PROBLEM:
Exclude the pictures; give every entry again exactly as written.

RECORDS FOR THIS TASK:
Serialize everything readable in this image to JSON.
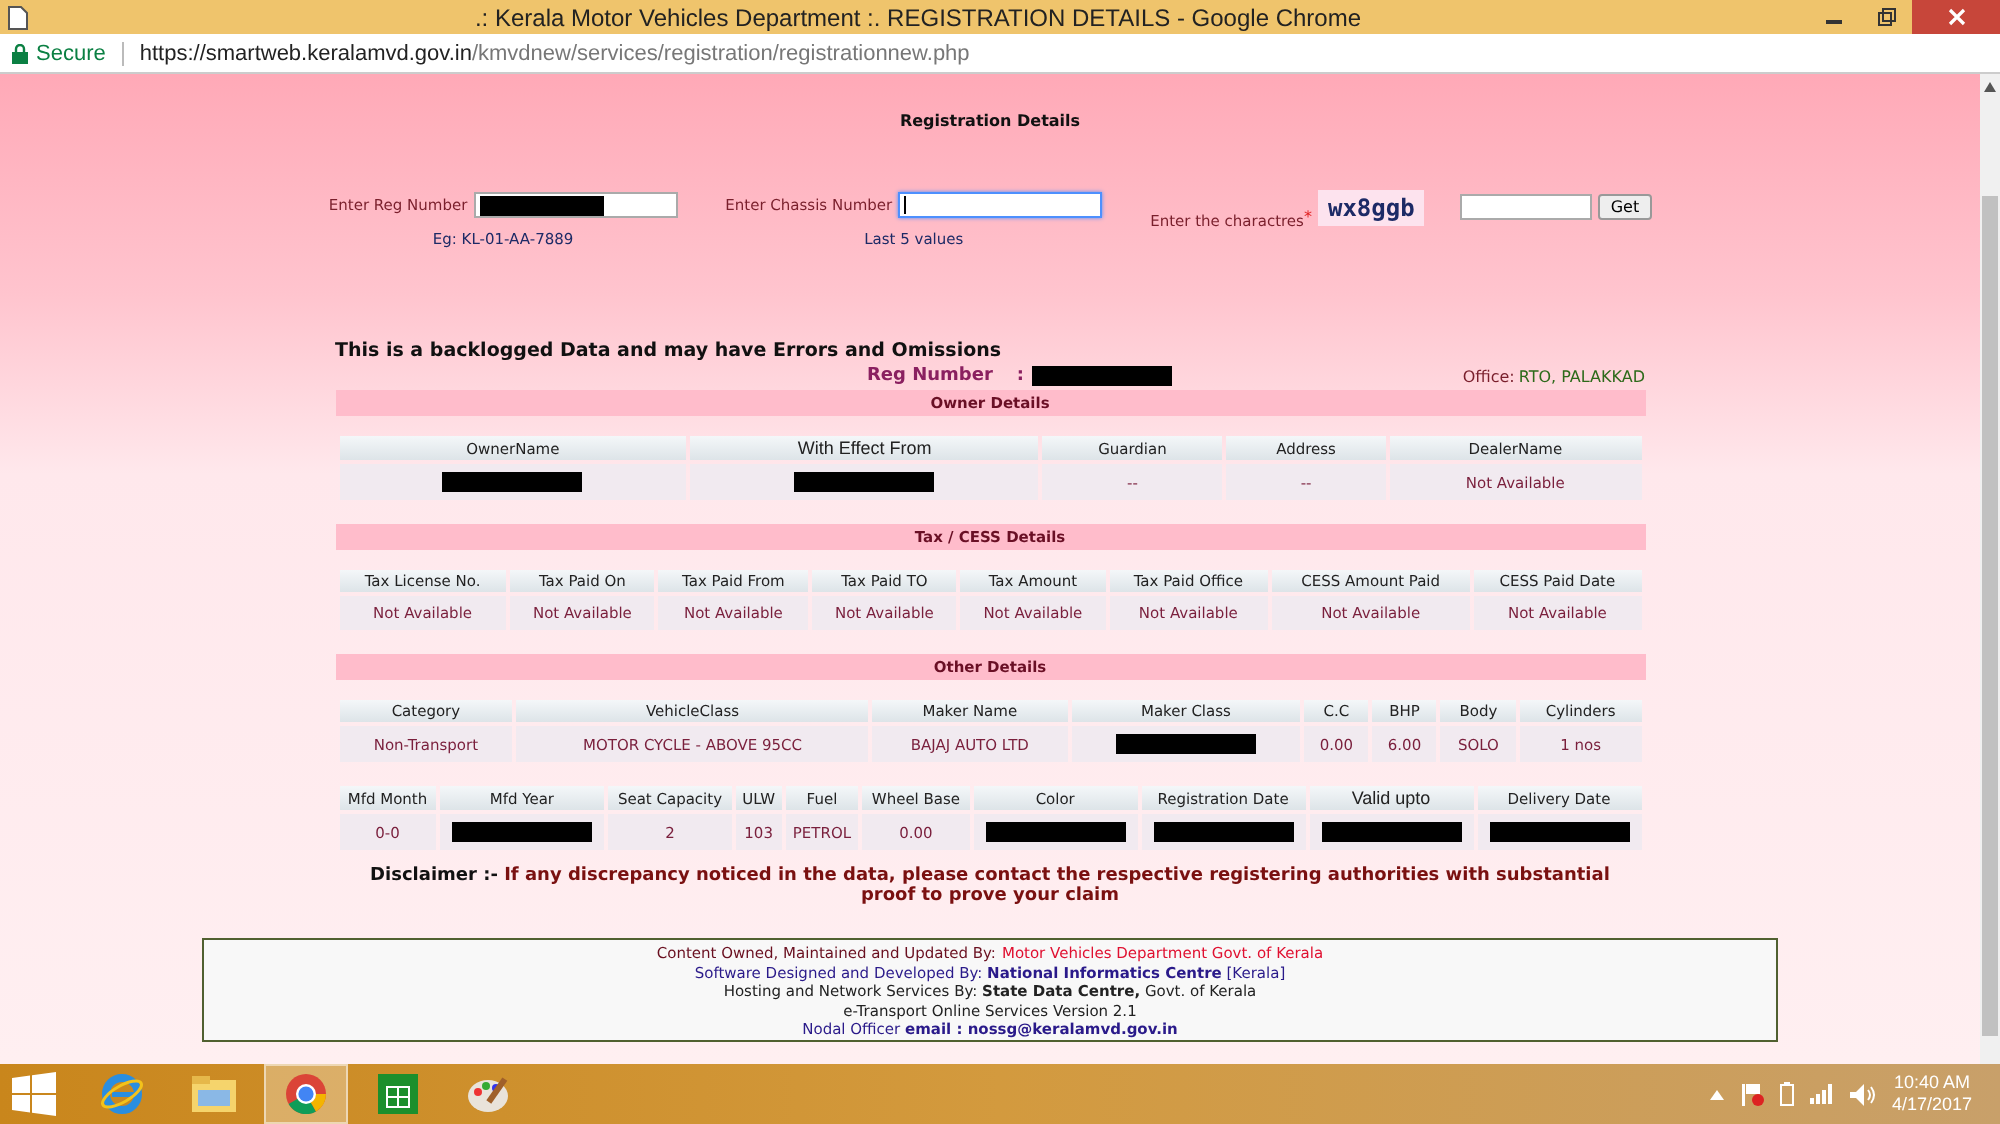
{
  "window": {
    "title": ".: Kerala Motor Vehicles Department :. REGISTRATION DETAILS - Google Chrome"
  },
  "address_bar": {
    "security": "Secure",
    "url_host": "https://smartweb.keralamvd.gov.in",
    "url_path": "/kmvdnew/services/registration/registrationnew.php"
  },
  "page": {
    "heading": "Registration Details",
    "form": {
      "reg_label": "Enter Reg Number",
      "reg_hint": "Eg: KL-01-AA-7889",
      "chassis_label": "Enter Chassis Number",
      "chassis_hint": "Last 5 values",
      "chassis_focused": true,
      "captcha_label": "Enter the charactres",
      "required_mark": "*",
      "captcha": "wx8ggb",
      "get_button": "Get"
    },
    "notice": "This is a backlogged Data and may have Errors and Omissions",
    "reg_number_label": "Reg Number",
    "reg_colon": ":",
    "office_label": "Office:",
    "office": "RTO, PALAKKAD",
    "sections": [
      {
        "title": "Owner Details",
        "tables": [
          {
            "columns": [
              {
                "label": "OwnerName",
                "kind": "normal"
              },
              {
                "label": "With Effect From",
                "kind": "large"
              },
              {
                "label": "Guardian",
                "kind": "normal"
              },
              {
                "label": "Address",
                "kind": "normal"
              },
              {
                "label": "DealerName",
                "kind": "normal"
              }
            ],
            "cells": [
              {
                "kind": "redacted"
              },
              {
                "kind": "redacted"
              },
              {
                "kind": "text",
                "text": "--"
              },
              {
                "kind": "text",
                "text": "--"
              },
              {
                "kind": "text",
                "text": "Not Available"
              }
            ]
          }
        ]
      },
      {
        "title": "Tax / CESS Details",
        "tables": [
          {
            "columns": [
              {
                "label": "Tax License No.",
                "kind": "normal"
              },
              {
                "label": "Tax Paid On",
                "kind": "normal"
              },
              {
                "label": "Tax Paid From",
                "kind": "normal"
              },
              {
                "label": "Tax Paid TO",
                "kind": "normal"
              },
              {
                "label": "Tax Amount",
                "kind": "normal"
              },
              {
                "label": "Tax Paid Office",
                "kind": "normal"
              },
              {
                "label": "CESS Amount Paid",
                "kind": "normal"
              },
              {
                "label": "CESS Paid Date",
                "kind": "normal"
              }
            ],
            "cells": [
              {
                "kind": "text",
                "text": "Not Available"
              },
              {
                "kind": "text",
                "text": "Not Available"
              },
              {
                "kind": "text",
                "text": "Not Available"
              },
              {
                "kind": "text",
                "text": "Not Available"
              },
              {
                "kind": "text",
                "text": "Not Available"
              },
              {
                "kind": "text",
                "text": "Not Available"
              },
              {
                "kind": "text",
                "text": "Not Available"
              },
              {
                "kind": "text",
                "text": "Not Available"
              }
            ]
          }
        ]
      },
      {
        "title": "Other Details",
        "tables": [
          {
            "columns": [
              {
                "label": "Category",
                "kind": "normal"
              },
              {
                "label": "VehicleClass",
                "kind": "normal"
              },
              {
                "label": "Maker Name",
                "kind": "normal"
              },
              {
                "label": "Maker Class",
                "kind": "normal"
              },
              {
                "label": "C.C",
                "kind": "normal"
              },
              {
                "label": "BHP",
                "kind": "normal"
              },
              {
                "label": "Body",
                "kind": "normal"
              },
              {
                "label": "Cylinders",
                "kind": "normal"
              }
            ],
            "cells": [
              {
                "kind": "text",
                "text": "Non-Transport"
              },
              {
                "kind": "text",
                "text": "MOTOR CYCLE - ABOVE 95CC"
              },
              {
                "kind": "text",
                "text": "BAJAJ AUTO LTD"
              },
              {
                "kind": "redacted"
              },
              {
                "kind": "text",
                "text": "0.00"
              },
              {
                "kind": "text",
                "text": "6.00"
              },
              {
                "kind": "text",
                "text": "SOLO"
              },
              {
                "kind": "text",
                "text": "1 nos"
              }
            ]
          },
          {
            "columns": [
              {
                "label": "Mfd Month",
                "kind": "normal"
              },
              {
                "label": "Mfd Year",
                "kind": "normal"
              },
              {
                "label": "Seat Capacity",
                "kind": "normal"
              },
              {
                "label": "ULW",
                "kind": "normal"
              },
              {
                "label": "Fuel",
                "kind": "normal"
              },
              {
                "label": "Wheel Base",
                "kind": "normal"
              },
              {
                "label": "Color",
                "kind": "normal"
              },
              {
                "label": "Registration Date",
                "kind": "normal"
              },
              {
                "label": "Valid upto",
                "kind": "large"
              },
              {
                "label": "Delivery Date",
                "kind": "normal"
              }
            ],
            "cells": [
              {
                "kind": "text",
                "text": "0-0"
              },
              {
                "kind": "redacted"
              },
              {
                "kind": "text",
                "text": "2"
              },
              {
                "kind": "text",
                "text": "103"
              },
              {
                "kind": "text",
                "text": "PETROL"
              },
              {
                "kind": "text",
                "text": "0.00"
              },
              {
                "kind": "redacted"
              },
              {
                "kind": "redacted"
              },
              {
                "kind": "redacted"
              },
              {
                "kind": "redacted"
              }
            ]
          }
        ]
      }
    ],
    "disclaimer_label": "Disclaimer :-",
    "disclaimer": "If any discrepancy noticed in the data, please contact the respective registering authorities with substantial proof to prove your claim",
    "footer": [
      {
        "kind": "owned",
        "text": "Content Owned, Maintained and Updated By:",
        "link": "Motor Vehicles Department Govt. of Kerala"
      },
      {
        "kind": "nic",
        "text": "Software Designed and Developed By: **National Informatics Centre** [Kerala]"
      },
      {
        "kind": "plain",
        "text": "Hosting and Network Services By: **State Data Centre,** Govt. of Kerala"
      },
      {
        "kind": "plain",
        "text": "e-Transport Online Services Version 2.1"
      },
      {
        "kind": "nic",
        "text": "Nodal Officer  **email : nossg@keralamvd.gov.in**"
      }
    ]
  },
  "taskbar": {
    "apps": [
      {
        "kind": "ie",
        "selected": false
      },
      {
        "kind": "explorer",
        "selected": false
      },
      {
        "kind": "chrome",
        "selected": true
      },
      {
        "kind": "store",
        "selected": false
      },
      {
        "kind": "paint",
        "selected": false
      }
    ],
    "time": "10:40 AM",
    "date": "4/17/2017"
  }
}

RESPONSE TO THIS EXERCISE:
Serialize everything readable in this image to JSON.
{
  "window": {
    "title": ".: Kerala Motor Vehicles Department :. REGISTRATION DETAILS - Google Chrome"
  },
  "address_bar": {
    "security": "Secure",
    "url_host": "https://smartweb.keralamvd.gov.in",
    "url_path": "/kmvdnew/services/registration/registrationnew.php"
  },
  "page": {
    "heading": "Registration Details",
    "form": {
      "reg_label": "Enter Reg Number",
      "reg_hint": "Eg: KL-01-AA-7889",
      "chassis_label": "Enter Chassis Number",
      "chassis_hint": "Last 5 values",
      "chassis_focused": true,
      "captcha_label": "Enter the charactres",
      "required_mark": "*",
      "captcha": "wx8ggb",
      "get_button": "Get"
    },
    "notice": "This is a backlogged Data and may have Errors and Omissions",
    "reg_number_label": "Reg Number",
    "reg_colon": ":",
    "office_label": "Office:",
    "office": "RTO, PALAKKAD",
    "sections": [
      {
        "title": "Owner Details",
        "tables": [
          {
            "columns": [
              {
                "label": "OwnerName",
                "kind": "normal"
              },
              {
                "label": "With Effect From",
                "kind": "large"
              },
              {
                "label": "Guardian",
                "kind": "normal"
              },
              {
                "label": "Address",
                "kind": "normal"
              },
              {
                "label": "DealerName",
                "kind": "normal"
              }
            ],
            "cells": [
              {
                "kind": "redacted"
              },
              {
                "kind": "redacted"
              },
              {
                "kind": "text",
                "text": "--"
              },
              {
                "kind": "text",
                "text": "--"
              },
              {
                "kind": "text",
                "text": "Not Available"
              }
            ]
          }
        ]
      },
      {
        "title": "Tax / CESS Details",
        "tables": [
          {
            "columns": [
              {
                "label": "Tax License No.",
                "kind": "normal"
              },
              {
                "label": "Tax Paid On",
                "kind": "normal"
              },
              {
                "label": "Tax Paid From",
                "kind": "normal"
              },
              {
                "label": "Tax Paid TO",
                "kind": "normal"
              },
              {
                "label": "Tax Amount",
                "kind": "normal"
              },
              {
                "label": "Tax Paid Office",
                "kind": "normal"
              },
              {
                "label": "CESS Amount Paid",
                "kind": "normal"
              },
              {
                "label": "CESS Paid Date",
                "kind": "normal"
              }
            ],
            "cells": [
              {
                "kind": "text",
                "text": "Not Available"
              },
              {
                "kind": "text",
                "text": "Not Available"
              },
              {
                "kind": "text",
                "text": "Not Available"
              },
              {
                "kind": "text",
                "text": "Not Available"
              },
              {
                "kind": "text",
                "text": "Not Available"
              },
              {
                "kind": "text",
                "text": "Not Available"
              },
              {
                "kind": "text",
                "text": "Not Available"
              },
              {
                "kind": "text",
                "text": "Not Available"
              }
            ]
          }
        ]
      },
      {
        "title": "Other Details",
        "tables": [
          {
            "columns": [
              {
                "label": "Category",
                "kind": "normal"
              },
              {
                "label": "VehicleClass",
                "kind": "normal"
              },
              {
                "label": "Maker Name",
                "kind": "normal"
              },
              {
                "label": "Maker Class",
                "kind": "normal"
              },
              {
                "label": "C.C",
                "kind": "normal"
              },
              {
                "label": "BHP",
                "kind": "normal"
              },
              {
                "label": "Body",
                "kind": "normal"
              },
              {
                "label": "Cylinders",
                "kind": "normal"
              }
            ],
            "cells": [
              {
                "kind": "text",
                "text": "Non-Transport"
              },
              {
                "kind": "text",
                "text": "MOTOR CYCLE - ABOVE 95CC"
              },
              {
                "kind": "text",
                "text": "BAJAJ AUTO LTD"
              },
              {
                "kind": "redacted"
              },
              {
                "kind": "text",
                "text": "0.00"
              },
              {
                "kind": "text",
                "text": "6.00"
              },
              {
                "kind": "text",
                "text": "SOLO"
              },
              {
                "kind": "text",
                "text": "1 nos"
              }
            ]
          },
          {
            "columns": [
              {
                "label": "Mfd Month",
                "kind": "normal"
              },
              {
                "label": "Mfd Year",
                "kind": "normal"
              },
              {
                "label": "Seat Capacity",
                "kind": "normal"
              },
              {
                "label": "ULW",
                "kind": "normal"
              },
              {
                "label": "Fuel",
                "kind": "normal"
              },
              {
                "label": "Wheel Base",
                "kind": "normal"
              },
              {
                "label": "Color",
                "kind": "normal"
              },
              {
                "label": "Registration Date",
                "kind": "normal"
              },
              {
                "label": "Valid upto",
                "kind": "large"
              },
              {
                "label": "Delivery Date",
                "kind": "normal"
              }
            ],
            "cells": [
              {
                "kind": "text",
                "text": "0-0"
              },
              {
                "kind": "redacted"
              },
              {
                "kind": "text",
                "text": "2"
              },
              {
                "kind": "text",
                "text": "103"
              },
              {
                "kind": "text",
                "text": "PETROL"
              },
              {
                "kind": "text",
                "text": "0.00"
              },
              {
                "kind": "redacted"
              },
              {
                "kind": "redacted"
              },
              {
                "kind": "redacted"
              },
              {
                "kind": "redacted"
              }
            ]
          }
        ]
      }
    ],
    "disclaimer_label": "Disclaimer :-",
    "disclaimer": "If any discrepancy noticed in the data, please contact the respective registering authorities with substantial proof to prove your claim",
    "footer": [
      {
        "kind": "owned",
        "text": "Content Owned, Maintained and Updated By:",
        "link": "Motor Vehicles Department Govt. of Kerala"
      },
      {
        "kind": "nic",
        "text": "Software Designed and Developed By: **National Informatics Centre** [Kerala]"
      },
      {
        "kind": "plain",
        "text": "Hosting and Network Services By: **State Data Centre,** Govt. of Kerala"
      },
      {
        "kind": "plain",
        "text": "e-Transport Online Services Version 2.1"
      },
      {
        "kind": "nic",
        "text": "Nodal Officer  **email : nossg@keralamvd.gov.in**"
      }
    ]
  },
  "taskbar": {
    "apps": [
      {
        "kind": "ie",
        "selected": false
      },
      {
        "kind": "explorer",
        "selected": false
      },
      {
        "kind": "chrome",
        "selected": true
      },
      {
        "kind": "store",
        "selected": false
      },
      {
        "kind": "paint",
        "selected": false
      }
    ],
    "time": "10:40 AM",
    "date": "4/17/2017"
  }
}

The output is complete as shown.